_PROBLEM TO WORK ON_
From the records below, extract all the text exactly and leave the images behind.

_DATA EXTRACT_
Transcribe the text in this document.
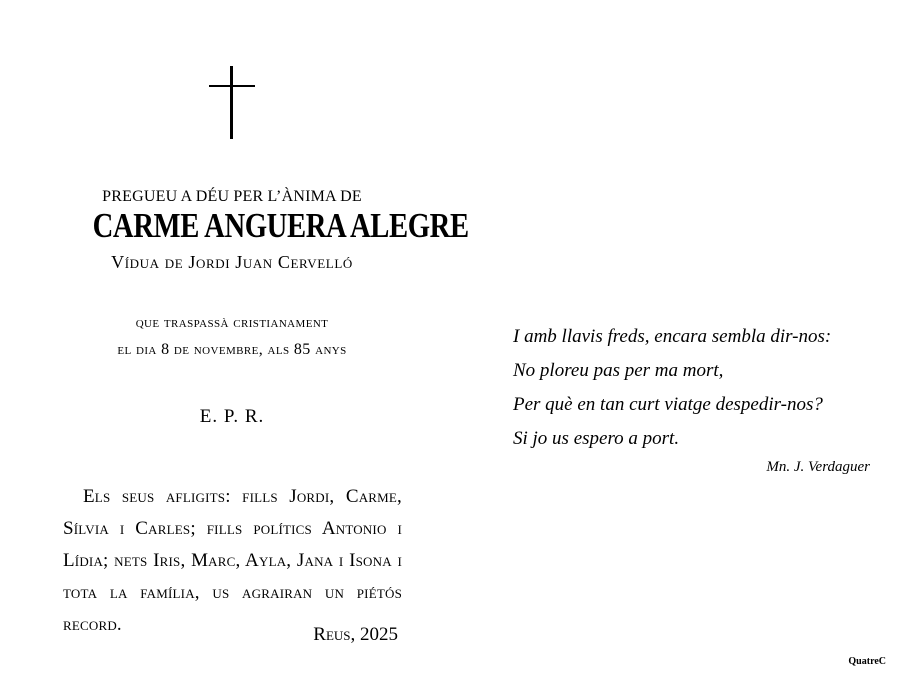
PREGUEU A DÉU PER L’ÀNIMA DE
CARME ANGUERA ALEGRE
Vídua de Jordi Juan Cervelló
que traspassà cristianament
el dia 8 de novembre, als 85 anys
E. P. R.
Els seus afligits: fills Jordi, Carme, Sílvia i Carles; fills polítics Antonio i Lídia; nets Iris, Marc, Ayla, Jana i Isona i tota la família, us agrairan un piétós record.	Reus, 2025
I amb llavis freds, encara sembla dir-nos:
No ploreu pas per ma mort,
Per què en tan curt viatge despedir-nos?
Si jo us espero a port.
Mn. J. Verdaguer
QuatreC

_THE REPLY_
Transcribe the text in this document.
PREGUEU A DÉU PER L’ÀNIMA DE
CARME ANGUERA ALEGRE
Vídua de Jordi Juan Cervelló
que traspassà cristianament
el dia 8 de novembre, als 85 anys
E. P. R.
Els seus afligits: fills Jordi, Carme, Sílvia i Carles; fills polítics Antonio i Lídia; nets Iris, Marc, Ayla, Jana i Isona i tota la família, us agrairan un piétós record.	Reus, 2025
I amb llavis freds, encara sembla dir-nos:
No ploreu pas per ma mort,
Per què en tan curt viatge despedir-nos?
Si jo us espero a port.
Mn. J. Verdaguer
QuatreC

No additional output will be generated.